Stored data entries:
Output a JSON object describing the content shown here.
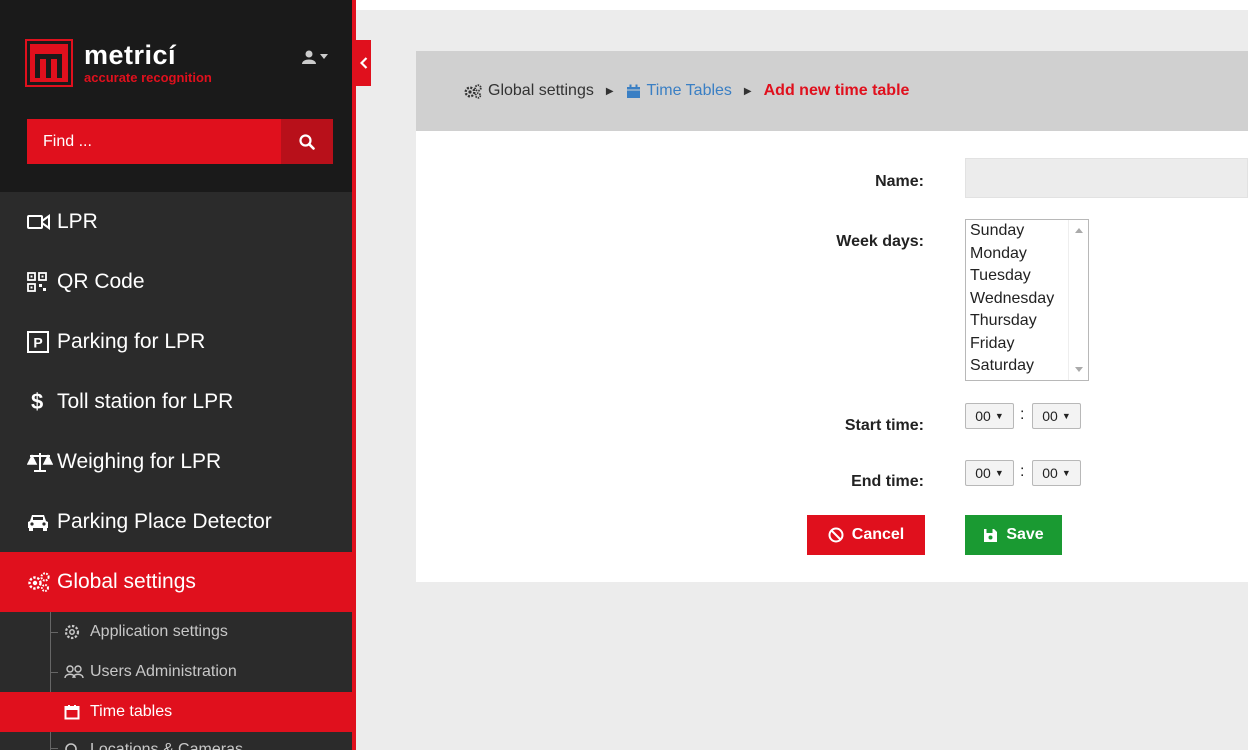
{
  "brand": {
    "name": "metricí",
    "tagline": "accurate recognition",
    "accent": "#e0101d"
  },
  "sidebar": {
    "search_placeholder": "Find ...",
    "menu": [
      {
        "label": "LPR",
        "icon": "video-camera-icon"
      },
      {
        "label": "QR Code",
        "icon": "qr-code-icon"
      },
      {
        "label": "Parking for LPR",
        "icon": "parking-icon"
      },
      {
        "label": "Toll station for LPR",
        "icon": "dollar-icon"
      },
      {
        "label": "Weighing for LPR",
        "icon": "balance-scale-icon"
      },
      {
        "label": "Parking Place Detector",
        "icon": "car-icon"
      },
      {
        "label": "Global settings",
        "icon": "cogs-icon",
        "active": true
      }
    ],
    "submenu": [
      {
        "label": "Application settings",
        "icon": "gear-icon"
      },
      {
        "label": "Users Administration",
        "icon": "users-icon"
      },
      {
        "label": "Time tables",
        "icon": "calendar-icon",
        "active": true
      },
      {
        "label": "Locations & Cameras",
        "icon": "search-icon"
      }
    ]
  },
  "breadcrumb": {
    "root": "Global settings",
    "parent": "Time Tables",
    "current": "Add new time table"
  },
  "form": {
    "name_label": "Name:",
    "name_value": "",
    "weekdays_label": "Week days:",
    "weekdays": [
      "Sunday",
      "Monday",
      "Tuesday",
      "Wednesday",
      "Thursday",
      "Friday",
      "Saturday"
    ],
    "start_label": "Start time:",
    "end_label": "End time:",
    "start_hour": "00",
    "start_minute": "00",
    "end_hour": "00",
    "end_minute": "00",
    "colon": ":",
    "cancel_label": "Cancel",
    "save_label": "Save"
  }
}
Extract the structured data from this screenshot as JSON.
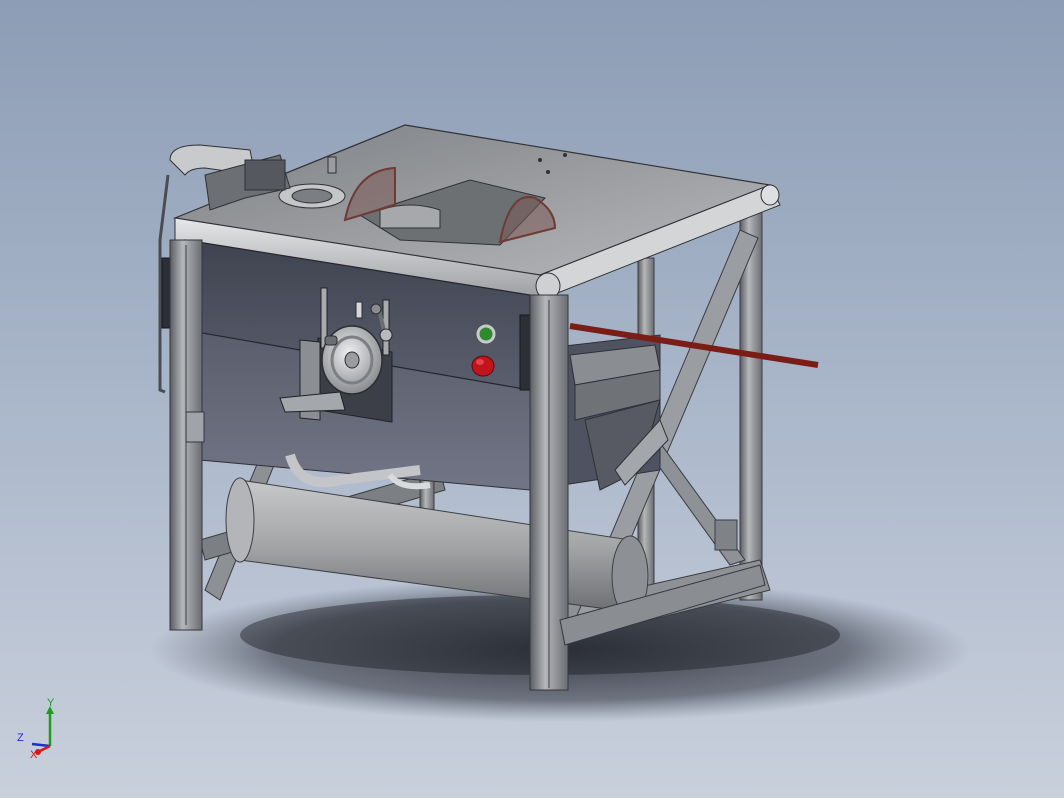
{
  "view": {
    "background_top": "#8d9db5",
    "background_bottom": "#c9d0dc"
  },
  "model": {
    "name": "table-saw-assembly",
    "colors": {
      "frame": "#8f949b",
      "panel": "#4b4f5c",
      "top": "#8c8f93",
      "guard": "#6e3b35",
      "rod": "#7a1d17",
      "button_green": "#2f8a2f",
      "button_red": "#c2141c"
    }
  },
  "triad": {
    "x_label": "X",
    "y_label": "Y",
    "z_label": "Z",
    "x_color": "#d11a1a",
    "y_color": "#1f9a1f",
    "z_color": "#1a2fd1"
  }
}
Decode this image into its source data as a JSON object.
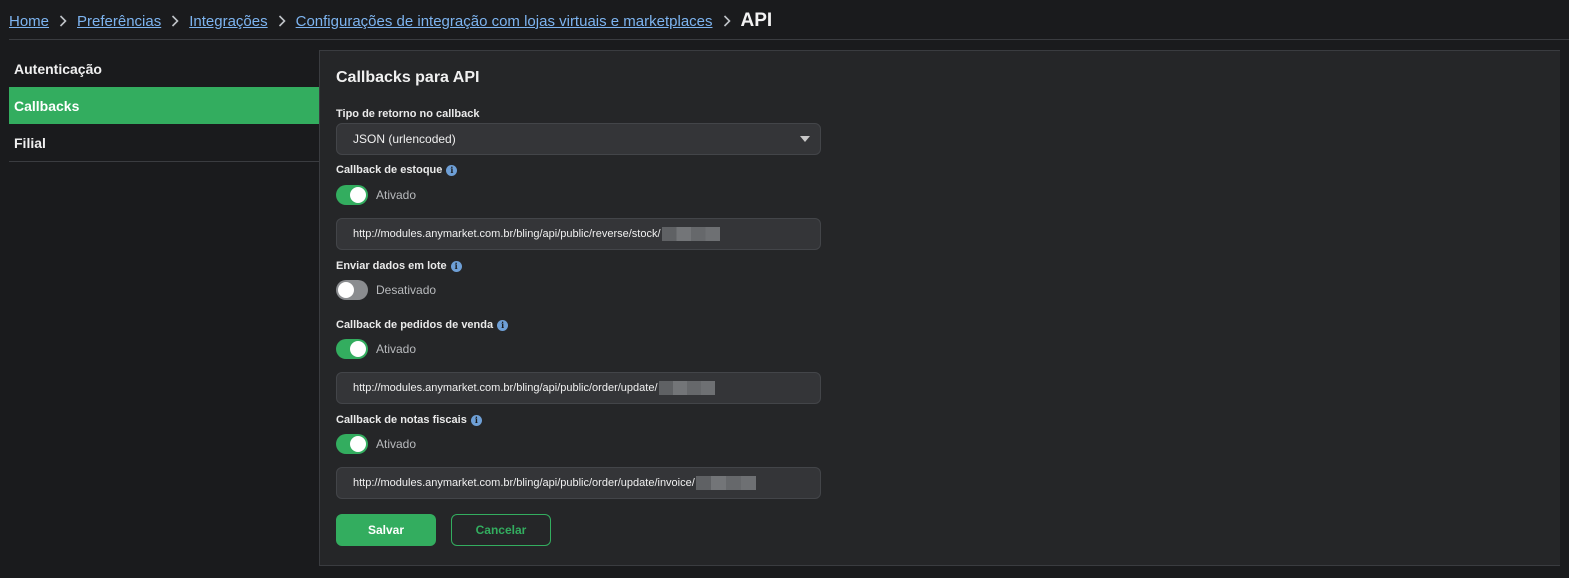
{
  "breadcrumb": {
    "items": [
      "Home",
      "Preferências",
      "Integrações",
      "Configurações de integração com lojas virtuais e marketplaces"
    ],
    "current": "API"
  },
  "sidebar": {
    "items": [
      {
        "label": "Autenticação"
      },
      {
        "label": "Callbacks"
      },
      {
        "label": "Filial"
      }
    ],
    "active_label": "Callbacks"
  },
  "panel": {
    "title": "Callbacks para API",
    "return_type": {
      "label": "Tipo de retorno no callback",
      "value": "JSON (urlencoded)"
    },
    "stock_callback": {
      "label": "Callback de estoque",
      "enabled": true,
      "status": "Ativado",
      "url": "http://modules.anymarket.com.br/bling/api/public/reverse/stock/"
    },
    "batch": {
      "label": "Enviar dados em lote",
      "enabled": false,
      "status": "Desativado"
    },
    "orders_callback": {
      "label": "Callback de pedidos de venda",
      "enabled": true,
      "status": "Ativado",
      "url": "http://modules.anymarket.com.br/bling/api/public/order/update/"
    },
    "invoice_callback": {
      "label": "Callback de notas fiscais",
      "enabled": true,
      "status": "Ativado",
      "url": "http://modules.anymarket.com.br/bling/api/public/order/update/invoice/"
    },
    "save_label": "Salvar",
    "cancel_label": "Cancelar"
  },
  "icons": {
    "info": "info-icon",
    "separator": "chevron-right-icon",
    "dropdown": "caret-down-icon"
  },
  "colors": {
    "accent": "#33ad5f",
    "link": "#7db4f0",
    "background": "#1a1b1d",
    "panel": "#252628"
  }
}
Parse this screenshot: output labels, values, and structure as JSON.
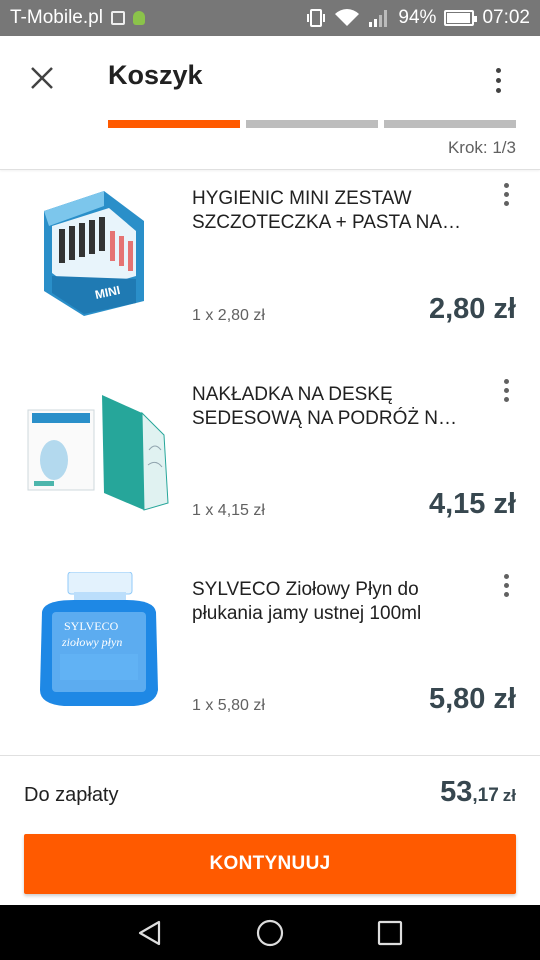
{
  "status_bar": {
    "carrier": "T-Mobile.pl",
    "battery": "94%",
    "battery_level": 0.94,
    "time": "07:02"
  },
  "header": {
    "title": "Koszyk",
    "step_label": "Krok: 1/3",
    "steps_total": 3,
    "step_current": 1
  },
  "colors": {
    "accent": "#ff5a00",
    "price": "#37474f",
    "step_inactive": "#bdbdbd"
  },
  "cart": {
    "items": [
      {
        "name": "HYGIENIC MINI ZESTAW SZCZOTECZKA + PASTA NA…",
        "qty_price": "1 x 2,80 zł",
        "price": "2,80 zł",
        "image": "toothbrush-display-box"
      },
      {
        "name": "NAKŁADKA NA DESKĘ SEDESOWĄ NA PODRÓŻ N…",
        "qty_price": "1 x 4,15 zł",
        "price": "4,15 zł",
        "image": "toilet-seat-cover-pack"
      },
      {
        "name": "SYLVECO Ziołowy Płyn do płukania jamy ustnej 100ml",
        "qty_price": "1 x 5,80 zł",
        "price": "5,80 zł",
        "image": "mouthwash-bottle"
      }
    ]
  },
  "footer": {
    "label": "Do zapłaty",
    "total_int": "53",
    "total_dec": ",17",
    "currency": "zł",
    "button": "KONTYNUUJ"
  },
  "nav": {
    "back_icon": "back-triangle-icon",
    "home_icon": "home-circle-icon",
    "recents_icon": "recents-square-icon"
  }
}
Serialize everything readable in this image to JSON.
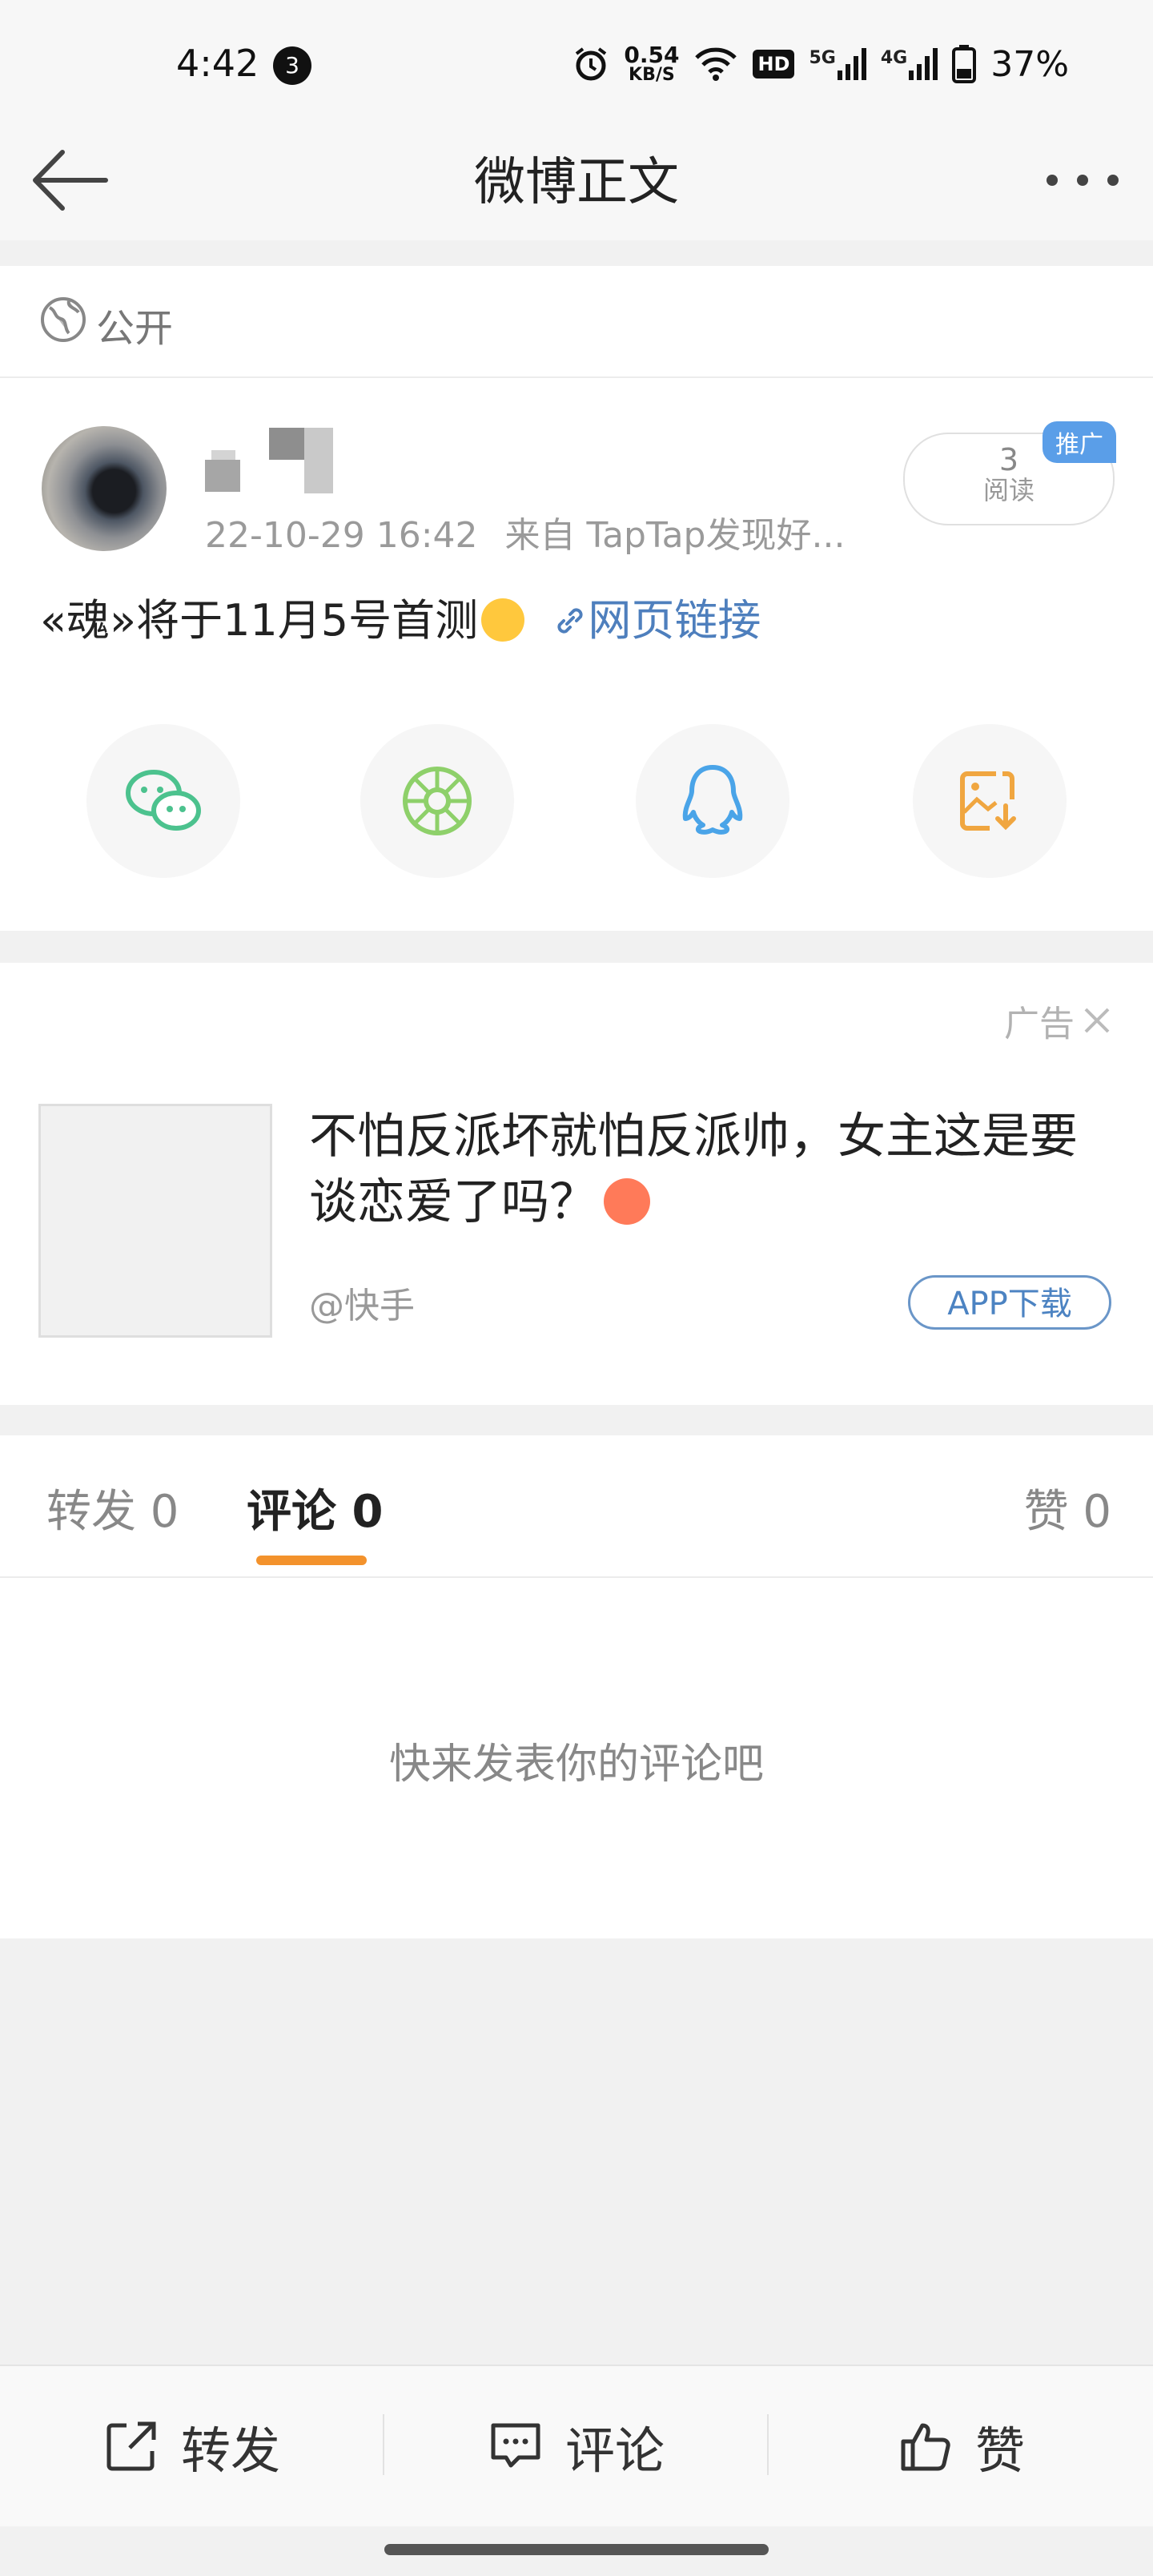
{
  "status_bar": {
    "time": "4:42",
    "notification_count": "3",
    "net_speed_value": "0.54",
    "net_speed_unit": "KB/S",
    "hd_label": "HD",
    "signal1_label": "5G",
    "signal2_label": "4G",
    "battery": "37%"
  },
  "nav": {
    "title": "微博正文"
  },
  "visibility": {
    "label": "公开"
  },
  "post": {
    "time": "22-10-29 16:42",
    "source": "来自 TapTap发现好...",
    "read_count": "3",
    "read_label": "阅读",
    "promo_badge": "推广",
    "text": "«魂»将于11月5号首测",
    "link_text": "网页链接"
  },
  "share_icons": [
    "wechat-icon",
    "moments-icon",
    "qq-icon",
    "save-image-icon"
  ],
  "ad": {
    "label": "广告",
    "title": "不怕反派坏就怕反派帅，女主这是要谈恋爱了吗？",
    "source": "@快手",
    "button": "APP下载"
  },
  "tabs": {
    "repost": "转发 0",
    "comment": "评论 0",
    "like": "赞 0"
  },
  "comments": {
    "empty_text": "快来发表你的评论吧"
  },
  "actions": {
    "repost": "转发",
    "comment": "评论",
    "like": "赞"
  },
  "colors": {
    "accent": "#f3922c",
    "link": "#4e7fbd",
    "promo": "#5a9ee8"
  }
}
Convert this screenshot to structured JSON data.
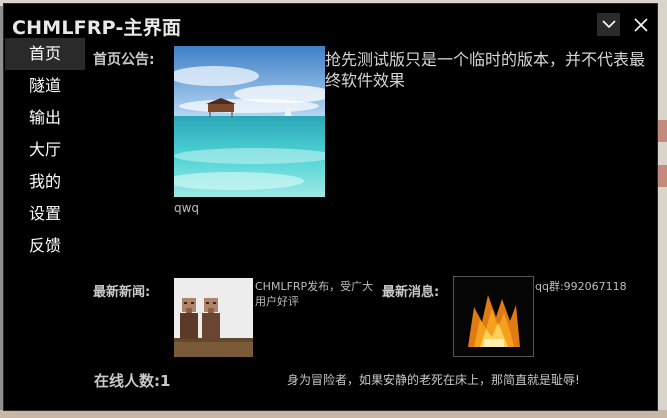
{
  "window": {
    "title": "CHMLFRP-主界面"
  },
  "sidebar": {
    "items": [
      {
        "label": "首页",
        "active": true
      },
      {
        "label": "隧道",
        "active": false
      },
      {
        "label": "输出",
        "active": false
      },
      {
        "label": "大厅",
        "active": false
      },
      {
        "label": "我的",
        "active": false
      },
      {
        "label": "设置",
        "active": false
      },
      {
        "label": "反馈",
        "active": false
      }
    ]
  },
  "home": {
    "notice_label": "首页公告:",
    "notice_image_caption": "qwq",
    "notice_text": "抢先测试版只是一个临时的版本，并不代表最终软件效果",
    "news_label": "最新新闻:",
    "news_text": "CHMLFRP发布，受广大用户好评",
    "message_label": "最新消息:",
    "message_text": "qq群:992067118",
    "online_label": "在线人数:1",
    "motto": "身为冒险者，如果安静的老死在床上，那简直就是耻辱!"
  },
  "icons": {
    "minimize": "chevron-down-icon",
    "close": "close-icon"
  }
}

● **Direction**:
Return each full line of the entries that contains the word "Callbacks".

● **Final result**:
        "label": "Callbacks"
    "active_label": "Callbacks"
    "title": "Callbacks para API",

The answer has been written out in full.